> [Task material]
#####

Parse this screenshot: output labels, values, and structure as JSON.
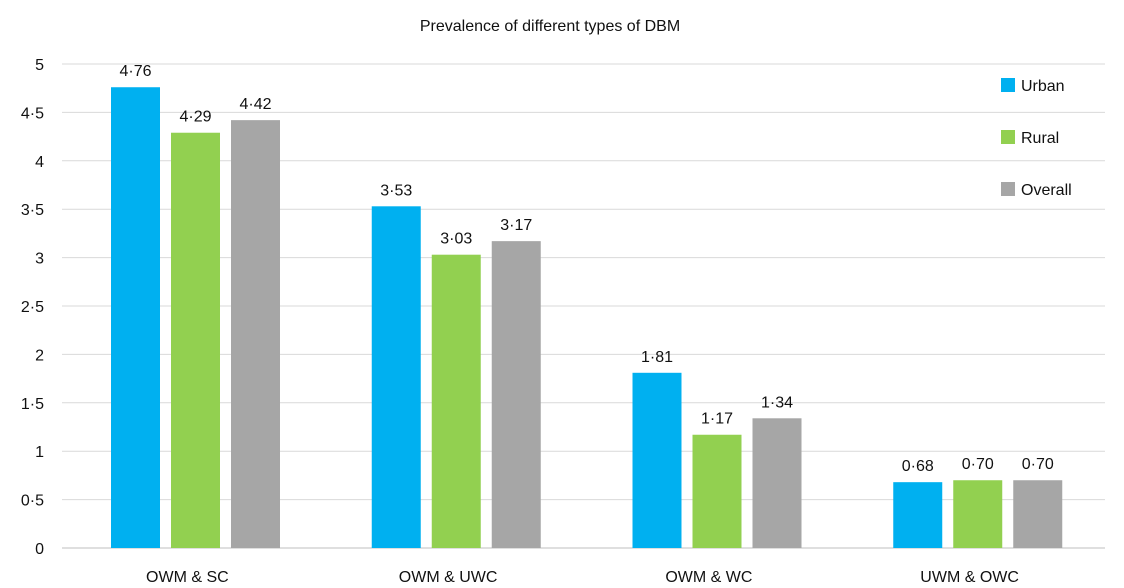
{
  "chart_data": {
    "type": "bar",
    "title": "Prevalence of different types of DBM",
    "xlabel": "",
    "ylabel": "",
    "ylim": [
      0,
      5
    ],
    "yticks": [
      "0",
      "0·5",
      "1",
      "1·5",
      "2",
      "2·5",
      "3",
      "3·5",
      "4",
      "4·5",
      "5"
    ],
    "grid": "horizontal",
    "legend_position": "top-right",
    "categories": [
      "OWM & SC",
      "OWM & UWC",
      "OWM & WC",
      "UWM & OWC"
    ],
    "series": [
      {
        "name": "Urban",
        "color": "#00b0f0",
        "values": [
          4.76,
          3.53,
          1.81,
          0.68
        ],
        "labels": [
          "4·76",
          "3·53",
          "1·81",
          "0·68"
        ]
      },
      {
        "name": "Rural",
        "color": "#92d050",
        "values": [
          4.29,
          3.03,
          1.17,
          0.7
        ],
        "labels": [
          "4·29",
          "3·03",
          "1·17",
          "0·70"
        ]
      },
      {
        "name": "Overall",
        "color": "#a6a6a6",
        "values": [
          4.42,
          3.17,
          1.34,
          0.7
        ],
        "labels": [
          "4·42",
          "3·17",
          "1·34",
          "0·70"
        ]
      }
    ]
  }
}
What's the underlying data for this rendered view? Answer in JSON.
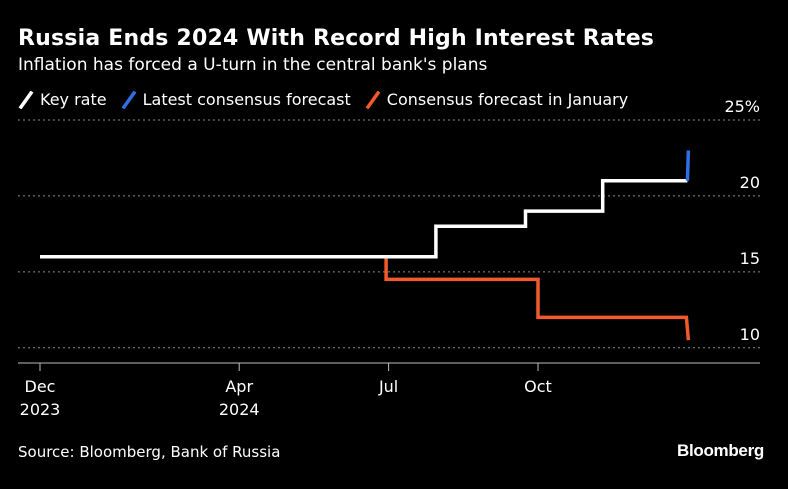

#####

Identify each line of the material where the word "color" shows up, and copy it.

> [Task solution]
        "color": "#00b0f0",
        "color": "#92d050",
        "color": "#a6a6a6",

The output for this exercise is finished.